The task: Every record must be written out once more, with nothing added or omitted.

Data excerpts:

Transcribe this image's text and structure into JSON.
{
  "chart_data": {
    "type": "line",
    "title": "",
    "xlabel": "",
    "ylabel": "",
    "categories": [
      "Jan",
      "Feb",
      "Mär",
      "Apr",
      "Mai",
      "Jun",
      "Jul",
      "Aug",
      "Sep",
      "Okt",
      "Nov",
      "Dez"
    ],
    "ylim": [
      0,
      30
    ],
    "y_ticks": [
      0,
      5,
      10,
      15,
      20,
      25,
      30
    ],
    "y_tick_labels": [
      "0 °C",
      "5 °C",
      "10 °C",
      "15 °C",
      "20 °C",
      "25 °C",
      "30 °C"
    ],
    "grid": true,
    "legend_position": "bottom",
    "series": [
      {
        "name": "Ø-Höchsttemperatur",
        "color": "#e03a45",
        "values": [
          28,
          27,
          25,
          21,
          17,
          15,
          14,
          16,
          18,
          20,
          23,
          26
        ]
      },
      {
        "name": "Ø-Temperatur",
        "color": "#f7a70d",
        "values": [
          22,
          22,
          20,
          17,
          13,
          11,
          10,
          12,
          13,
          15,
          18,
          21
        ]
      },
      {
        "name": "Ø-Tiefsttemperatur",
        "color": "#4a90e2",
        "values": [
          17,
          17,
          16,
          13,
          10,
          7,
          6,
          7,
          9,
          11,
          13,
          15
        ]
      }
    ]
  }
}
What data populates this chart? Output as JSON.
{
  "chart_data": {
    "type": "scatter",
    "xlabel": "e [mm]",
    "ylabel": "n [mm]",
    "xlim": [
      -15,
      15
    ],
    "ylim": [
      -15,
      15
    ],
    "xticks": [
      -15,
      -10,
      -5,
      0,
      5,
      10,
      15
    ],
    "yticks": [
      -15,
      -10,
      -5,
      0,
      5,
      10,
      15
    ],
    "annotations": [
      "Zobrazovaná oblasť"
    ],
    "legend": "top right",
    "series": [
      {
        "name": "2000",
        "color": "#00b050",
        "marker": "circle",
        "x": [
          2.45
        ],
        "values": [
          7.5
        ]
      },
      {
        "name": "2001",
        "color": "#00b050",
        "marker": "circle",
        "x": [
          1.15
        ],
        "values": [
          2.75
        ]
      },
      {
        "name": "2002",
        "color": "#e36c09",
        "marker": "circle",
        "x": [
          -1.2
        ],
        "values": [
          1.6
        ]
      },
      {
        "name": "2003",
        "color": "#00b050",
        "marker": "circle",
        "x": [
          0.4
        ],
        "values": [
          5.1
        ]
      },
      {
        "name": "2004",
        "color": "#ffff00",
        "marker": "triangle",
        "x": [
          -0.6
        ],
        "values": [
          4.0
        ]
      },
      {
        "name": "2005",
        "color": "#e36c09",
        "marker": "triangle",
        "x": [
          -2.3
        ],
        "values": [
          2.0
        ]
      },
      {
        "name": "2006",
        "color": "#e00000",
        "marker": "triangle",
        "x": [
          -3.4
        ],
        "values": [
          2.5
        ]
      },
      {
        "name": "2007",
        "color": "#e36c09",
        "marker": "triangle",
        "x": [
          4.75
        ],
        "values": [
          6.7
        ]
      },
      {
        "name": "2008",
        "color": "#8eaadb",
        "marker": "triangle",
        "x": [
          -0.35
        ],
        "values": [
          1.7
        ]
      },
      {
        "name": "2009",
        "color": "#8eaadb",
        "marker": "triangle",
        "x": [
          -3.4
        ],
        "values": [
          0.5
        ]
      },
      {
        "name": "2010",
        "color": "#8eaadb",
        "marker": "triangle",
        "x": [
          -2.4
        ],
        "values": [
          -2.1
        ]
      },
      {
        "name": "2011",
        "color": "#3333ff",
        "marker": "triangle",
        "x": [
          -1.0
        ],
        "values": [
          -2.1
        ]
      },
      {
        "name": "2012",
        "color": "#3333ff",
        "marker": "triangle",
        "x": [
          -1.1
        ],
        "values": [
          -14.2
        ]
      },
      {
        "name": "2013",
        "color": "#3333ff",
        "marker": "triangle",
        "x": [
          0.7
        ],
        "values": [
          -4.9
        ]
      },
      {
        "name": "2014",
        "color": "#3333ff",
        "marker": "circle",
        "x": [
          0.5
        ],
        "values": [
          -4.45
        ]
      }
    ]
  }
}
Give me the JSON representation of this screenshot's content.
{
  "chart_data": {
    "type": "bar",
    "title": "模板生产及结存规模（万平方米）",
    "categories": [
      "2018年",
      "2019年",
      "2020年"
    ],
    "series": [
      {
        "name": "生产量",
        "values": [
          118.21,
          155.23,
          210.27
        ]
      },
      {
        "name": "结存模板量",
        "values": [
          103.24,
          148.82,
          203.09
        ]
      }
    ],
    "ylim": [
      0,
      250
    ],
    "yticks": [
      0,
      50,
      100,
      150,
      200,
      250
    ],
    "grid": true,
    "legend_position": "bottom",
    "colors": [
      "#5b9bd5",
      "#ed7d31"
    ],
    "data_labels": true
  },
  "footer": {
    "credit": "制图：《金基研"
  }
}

Task answer:
Transcribe this image's text and structure into JSON.
{
  "chart_data": {
    "type": "line",
    "title": "",
    "xlabel": "",
    "ylabel": "",
    "categories": [
      "Jan",
      "Feb",
      "Mär",
      "Apr",
      "Mai",
      "Jun",
      "Jul",
      "Aug",
      "Sep",
      "Okt",
      "Nov",
      "Dez"
    ],
    "ylim": [
      0,
      30
    ],
    "y_ticks": [
      0,
      5,
      10,
      15,
      20,
      25,
      30
    ],
    "y_tick_labels": [
      "0 °C",
      "5 °C",
      "10 °C",
      "15 °C",
      "20 °C",
      "25 °C",
      "30 °C"
    ],
    "grid": true,
    "legend_position": "bottom",
    "series": [
      {
        "name": "Ø-Höchsttemperatur",
        "color": "#e03a45",
        "values": [
          28,
          27,
          25,
          21,
          17,
          15,
          14,
          16,
          18,
          20,
          23,
          26
        ]
      },
      {
        "name": "Ø-Temperatur",
        "color": "#f7a70d",
        "values": [
          22,
          22,
          20,
          17,
          13,
          11,
          10,
          12,
          13,
          15,
          18,
          21
        ]
      },
      {
        "name": "Ø-Tiefsttemperatur",
        "color": "#4a90e2",
        "values": [
          17,
          17,
          16,
          13,
          10,
          7,
          6,
          7,
          9,
          11,
          13,
          15
        ]
      }
    ]
  }
}
What data populates this chart? Output as JSON.
{
  "chart_data": {
    "type": "scatter",
    "xlabel": "e [mm]",
    "ylabel": "n [mm]",
    "xlim": [
      -15,
      15
    ],
    "ylim": [
      -15,
      15
    ],
    "xticks": [
      -15,
      -10,
      -5,
      0,
      5,
      10,
      15
    ],
    "yticks": [
      -15,
      -10,
      -5,
      0,
      5,
      10,
      15
    ],
    "annotations": [
      "Zobrazovaná oblasť"
    ],
    "legend": "top right",
    "series": [
      {
        "name": "2000",
        "color": "#00b050",
        "marker": "circle",
        "x": [
          2.45
        ],
        "values": [
          7.5
        ]
      },
      {
        "name": "2001",
        "color": "#00b050",
        "marker": "circle",
        "x": [
          1.15
        ],
        "values": [
          2.75
        ]
      },
      {
        "name": "2002",
        "color": "#e36c09",
        "marker": "circle",
        "x": [
          -1.2
        ],
        "values": [
          1.6
        ]
      },
      {
        "name": "2003",
        "color": "#00b050",
        "marker": "circle",
        "x": [
          0.4
        ],
        "values": [
          5.1
        ]
      },
      {
        "name": "2004",
        "color": "#ffff00",
        "marker": "triangle",
        "x": [
          -0.6
        ],
        "values": [
          4.0
        ]
      },
      {
        "name": "2005",
        "color": "#e36c09",
        "marker": "triangle",
        "x": [
          -2.3
        ],
        "values": [
          2.0
        ]
      },
      {
        "name": "2006",
        "color": "#e00000",
        "marker": "triangle",
        "x": [
          -3.4
        ],
        "values": [
          2.5
        ]
      },
      {
        "name": "2007",
        "color": "#e36c09",
        "marker": "triangle",
        "x": [
          4.75
        ],
        "values": [
          6.7
        ]
      },
      {
        "name": "2008",
        "color": "#8eaadb",
        "marker": "triangle",
        "x": [
          -0.35
        ],
        "values": [
          1.7
        ]
      },
      {
        "name": "2009",
        "color": "#8eaadb",
        "marker": "triangle",
        "x": [
          -3.4
        ],
        "values": [
          0.5
        ]
      },
      {
        "name": "2010",
        "color": "#8eaadb",
        "marker": "triangle",
        "x": [
          -2.4
        ],
        "values": [
          -2.1
        ]
      },
      {
        "name": "2011",
        "color": "#3333ff",
        "marker": "triangle",
        "x": [
          -1.0
        ],
        "values": [
          -2.1
        ]
      },
      {
        "name": "2012",
        "color": "#3333ff",
        "marker": "triangle",
        "x": [
          -1.1
        ],
        "values": [
          -14.2
        ]
      },
      {
        "name": "2013",
        "color": "#3333ff",
        "marker": "triangle",
        "x": [
          0.7
        ],
        "values": [
          -4.9
        ]
      },
      {
        "name": "2014",
        "color": "#3333ff",
        "marker": "circle",
        "x": [
          0.5
        ],
        "values": [
          -4.45
        ]
      }
    ]
  }
}
Give me the JSON representation of this screenshot's content.
{
  "chart_data": {
    "type": "bar",
    "title": "模板生产及结存规模（万平方米）",
    "categories": [
      "2018年",
      "2019年",
      "2020年"
    ],
    "series": [
      {
        "name": "生产量",
        "values": [
          118.21,
          155.23,
          210.27
        ]
      },
      {
        "name": "结存模板量",
        "values": [
          103.24,
          148.82,
          203.09
        ]
      }
    ],
    "ylim": [
      0,
      250
    ],
    "yticks": [
      0,
      50,
      100,
      150,
      200,
      250
    ],
    "grid": true,
    "legend_position": "bottom",
    "colors": [
      "#5b9bd5",
      "#ed7d31"
    ],
    "data_labels": true
  },
  "footer": {
    "credit": "制图：《金基研"
  }
}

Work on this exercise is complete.